### Tarea asignada 1
Reproduzca literalmente el fragmento del texto seleccionado sobre Olivia Molina que va desde "Desde muy pequeña, tuvo" hasta "sobresale Javier Bardem.".
### Tarea asignada 2
Según el texto seleccionado sobre Olivia Molina, ¿quiénes son sus padres?

### Texto seleccionado
§
MUJERES Y EL SPA CON OLIVIA MOLINA. PEQUEÑAS RECOMPENSAS…

9 enero, 2012 by 0 comentarios

Fotografía: Rafa Bravo. Antena 3.

Alta, muy alta, y delgada, muy delgada y con la naturalidad a flor de piel. Olivia Molina, la cara más joven de una larga y fructífera saga familiar, irrumpe en nuestras páginas para salpicarlas de frescura y belleza y, de paso, confesarnos cuáles son sus trucos para decir adiós al estrés entre guión y guión.

Con sólo 31 años, esta joven ibicenca, hija de la también actriz Ángela Molina y del fotógrafo francés Hervé Tirmaché, está forjándose, sin prisa, una carrera independiente con papeles siempre suculentos.

Desde muy pequeña, tuvo claro que sus pasos estarían encaminados al mundo de la interpretación y para ello se preparó en Londres y en la escuela de Juan Carlos Corazza, de donde ha salido un encomiable elenco de actores entre los que sobresale Javier Bardem.
§
### Datos de origen
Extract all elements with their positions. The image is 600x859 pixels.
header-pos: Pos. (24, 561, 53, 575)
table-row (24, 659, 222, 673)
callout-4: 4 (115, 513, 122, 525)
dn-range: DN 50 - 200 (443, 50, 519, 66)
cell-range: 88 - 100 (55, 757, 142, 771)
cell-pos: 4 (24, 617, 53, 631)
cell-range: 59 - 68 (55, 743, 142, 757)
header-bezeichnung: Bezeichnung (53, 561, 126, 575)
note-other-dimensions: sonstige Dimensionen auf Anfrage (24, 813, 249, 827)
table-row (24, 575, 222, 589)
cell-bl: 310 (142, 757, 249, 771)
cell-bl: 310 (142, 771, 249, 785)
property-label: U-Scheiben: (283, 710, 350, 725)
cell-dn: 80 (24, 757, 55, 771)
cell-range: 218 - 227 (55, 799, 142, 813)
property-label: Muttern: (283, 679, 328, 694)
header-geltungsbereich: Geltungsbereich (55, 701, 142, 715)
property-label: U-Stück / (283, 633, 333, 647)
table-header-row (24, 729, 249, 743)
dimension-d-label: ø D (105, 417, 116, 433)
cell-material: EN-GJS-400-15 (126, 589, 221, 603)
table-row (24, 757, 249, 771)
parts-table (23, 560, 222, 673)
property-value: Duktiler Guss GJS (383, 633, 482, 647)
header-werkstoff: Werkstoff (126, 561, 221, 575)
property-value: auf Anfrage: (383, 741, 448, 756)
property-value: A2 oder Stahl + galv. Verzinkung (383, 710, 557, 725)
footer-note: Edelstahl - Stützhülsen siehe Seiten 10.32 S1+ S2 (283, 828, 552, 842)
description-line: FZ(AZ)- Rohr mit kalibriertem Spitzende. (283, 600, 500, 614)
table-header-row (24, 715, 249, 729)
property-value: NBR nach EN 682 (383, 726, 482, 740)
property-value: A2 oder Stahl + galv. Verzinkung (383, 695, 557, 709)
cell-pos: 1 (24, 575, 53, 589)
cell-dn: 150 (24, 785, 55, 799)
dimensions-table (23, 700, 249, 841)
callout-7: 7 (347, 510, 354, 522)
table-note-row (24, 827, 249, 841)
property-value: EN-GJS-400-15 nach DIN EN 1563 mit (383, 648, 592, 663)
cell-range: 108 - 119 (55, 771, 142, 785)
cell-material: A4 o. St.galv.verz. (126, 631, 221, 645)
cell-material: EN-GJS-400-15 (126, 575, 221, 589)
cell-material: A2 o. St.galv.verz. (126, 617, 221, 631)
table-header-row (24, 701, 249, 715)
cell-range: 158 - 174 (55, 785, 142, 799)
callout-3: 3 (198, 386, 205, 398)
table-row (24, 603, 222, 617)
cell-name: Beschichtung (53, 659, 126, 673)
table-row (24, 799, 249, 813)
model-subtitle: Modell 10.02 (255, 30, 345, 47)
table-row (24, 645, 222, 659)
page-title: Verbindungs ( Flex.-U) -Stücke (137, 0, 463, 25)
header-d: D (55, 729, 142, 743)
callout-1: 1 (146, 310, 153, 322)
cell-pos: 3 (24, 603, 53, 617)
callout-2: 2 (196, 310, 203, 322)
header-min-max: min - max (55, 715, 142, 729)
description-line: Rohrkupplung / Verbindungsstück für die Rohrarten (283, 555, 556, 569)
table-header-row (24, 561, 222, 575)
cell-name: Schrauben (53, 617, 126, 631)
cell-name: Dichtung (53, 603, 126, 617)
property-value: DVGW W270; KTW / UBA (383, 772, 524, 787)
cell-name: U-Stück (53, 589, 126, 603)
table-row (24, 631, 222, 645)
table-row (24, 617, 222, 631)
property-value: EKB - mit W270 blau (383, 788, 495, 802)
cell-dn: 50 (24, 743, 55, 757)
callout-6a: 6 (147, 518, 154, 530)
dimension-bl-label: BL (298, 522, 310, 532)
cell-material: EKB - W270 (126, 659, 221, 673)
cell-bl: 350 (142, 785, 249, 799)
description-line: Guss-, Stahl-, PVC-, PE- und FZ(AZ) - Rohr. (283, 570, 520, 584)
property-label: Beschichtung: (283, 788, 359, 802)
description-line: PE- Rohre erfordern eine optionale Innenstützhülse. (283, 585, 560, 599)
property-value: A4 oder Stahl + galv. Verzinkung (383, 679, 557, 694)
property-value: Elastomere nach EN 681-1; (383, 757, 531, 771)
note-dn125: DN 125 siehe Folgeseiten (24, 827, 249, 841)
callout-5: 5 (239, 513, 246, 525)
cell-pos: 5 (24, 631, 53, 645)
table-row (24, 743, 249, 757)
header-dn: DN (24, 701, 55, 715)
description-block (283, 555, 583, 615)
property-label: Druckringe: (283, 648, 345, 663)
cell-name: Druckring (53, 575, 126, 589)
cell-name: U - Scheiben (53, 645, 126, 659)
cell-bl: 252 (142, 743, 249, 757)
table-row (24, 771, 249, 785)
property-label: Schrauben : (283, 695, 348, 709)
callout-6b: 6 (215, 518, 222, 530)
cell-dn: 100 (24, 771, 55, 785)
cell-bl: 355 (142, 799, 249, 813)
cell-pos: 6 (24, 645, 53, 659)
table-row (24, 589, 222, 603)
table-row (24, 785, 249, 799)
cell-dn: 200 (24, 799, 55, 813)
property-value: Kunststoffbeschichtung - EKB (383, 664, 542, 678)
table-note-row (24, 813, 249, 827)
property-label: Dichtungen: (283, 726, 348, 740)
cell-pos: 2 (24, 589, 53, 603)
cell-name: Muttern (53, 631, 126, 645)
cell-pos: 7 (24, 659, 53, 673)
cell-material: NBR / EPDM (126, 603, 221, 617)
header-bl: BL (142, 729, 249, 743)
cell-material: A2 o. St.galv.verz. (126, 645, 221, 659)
§
### Solución propuesta 1
Desde muy pequeña, tuvo claro que sus pasos estarían encaminados al mundo de la interpretación y para ello se preparó en Londres y en la escuela de Juan Carlos Corazza, de donde ha salido un encomiable elenco de actores entre los que sobresale Javier Bardem.

### Solución propuesta 2
La actriz Ángela Molina y el fotógrafo francés Hervé Tirmaché.